• Do this
Filter the lines below, copying only those with the string "channel".

(Stored entries)
* * *
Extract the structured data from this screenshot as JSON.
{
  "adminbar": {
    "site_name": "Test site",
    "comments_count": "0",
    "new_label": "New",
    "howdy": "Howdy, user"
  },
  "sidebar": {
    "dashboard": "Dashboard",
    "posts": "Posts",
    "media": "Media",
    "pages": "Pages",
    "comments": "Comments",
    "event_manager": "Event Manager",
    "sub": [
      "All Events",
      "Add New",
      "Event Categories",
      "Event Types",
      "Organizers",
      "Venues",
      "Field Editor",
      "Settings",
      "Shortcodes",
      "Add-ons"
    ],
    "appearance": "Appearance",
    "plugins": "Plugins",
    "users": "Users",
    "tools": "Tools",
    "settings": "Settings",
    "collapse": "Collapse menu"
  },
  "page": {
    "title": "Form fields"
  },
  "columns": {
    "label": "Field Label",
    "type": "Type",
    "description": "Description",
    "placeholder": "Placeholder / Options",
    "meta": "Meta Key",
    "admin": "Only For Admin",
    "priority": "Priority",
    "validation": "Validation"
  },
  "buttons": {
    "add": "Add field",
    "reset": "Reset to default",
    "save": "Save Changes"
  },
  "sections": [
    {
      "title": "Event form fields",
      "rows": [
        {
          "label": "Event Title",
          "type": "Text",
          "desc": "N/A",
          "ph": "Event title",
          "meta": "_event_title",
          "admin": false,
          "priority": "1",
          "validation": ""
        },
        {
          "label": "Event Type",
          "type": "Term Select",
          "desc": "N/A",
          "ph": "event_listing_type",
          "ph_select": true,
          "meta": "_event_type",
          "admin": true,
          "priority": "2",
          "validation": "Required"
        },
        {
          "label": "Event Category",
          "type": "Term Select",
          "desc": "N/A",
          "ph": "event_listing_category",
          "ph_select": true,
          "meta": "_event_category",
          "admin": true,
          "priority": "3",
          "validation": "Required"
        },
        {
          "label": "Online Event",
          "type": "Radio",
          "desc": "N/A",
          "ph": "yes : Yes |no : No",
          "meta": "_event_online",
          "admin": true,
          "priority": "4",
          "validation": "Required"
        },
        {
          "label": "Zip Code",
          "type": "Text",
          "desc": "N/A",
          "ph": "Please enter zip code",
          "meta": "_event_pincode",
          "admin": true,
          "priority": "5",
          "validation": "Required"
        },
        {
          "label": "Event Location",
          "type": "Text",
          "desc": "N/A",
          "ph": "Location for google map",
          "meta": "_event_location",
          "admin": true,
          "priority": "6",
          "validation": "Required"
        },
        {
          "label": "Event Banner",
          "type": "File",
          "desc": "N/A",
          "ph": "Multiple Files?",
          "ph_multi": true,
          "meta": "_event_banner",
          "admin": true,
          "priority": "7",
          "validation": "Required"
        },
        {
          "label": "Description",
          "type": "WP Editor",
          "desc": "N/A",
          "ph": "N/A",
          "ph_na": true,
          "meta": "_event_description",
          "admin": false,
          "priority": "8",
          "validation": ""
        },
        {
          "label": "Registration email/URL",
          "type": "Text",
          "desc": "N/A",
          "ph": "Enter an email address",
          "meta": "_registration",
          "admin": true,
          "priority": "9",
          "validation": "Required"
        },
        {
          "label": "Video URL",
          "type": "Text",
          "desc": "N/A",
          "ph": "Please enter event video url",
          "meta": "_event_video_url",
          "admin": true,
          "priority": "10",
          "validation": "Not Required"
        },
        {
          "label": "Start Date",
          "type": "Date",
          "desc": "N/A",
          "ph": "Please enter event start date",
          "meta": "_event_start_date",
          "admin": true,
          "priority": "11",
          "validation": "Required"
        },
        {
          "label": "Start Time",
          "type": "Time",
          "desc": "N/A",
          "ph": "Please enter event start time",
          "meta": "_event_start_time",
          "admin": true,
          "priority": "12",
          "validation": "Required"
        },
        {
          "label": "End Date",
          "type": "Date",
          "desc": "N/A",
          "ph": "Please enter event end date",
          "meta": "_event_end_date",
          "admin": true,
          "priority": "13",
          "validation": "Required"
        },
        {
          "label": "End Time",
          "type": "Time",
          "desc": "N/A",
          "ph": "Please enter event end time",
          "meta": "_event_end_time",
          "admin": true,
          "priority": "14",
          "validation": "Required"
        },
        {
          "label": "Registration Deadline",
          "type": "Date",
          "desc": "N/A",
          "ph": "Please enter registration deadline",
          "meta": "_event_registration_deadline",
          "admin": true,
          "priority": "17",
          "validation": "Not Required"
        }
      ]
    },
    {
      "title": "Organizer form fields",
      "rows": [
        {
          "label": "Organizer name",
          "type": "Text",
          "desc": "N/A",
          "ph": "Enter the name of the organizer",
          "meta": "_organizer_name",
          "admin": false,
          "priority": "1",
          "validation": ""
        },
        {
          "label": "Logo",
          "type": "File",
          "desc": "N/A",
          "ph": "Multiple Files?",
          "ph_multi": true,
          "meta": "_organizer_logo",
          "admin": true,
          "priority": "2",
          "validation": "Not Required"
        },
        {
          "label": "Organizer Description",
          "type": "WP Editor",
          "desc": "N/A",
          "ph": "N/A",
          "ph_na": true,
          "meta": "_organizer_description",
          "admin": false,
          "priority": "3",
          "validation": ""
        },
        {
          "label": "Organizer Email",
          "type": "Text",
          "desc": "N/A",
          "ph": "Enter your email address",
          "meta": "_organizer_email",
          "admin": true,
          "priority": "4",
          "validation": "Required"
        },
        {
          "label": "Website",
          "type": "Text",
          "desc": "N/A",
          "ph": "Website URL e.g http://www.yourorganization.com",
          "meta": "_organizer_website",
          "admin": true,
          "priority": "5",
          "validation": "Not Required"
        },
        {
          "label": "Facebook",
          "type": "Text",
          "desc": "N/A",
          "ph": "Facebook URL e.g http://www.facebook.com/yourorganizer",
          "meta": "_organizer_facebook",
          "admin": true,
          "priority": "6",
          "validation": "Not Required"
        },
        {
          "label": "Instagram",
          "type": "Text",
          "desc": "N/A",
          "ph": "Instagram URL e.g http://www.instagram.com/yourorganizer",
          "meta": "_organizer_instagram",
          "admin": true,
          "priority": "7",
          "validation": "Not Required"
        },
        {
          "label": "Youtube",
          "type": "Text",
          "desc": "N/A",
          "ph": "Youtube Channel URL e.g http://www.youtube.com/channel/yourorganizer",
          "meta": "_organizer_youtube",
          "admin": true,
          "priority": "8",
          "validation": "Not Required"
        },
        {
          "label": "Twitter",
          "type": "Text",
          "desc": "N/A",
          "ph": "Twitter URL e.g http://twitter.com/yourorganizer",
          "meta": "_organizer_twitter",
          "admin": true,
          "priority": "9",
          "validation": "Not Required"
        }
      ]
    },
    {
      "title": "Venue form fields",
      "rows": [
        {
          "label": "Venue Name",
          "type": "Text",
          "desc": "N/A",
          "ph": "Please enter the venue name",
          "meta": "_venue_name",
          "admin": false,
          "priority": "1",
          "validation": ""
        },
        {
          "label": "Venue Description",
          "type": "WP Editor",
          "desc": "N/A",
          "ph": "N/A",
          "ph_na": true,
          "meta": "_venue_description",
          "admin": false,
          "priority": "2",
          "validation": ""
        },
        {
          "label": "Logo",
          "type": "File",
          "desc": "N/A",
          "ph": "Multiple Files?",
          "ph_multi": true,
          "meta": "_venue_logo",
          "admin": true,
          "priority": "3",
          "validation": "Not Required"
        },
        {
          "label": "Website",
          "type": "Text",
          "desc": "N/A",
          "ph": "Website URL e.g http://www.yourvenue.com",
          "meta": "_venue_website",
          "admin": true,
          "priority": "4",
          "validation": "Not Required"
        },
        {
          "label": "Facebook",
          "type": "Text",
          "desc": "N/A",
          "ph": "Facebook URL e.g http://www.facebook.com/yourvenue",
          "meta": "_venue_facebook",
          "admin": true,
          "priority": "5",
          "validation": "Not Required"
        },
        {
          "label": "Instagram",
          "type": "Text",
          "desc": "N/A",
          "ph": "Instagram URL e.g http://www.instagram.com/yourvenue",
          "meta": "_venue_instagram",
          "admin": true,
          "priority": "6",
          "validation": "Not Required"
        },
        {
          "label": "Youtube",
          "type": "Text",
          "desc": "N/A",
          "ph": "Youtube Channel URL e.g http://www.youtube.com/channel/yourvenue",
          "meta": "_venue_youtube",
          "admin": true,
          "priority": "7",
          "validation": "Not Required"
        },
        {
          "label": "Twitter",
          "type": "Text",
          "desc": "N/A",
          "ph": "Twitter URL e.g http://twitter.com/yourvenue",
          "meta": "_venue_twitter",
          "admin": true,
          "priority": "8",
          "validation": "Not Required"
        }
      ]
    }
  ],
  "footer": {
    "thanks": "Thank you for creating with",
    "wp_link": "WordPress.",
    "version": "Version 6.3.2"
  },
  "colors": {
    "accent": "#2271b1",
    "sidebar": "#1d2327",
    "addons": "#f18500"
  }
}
* * *
• Output of the exercise
          "ph": "Youtube Channel URL e.g http://www.youtube.com/channel/yourorganizer",
          "ph": "Youtube Channel URL e.g http://www.youtube.com/channel/yourvenue",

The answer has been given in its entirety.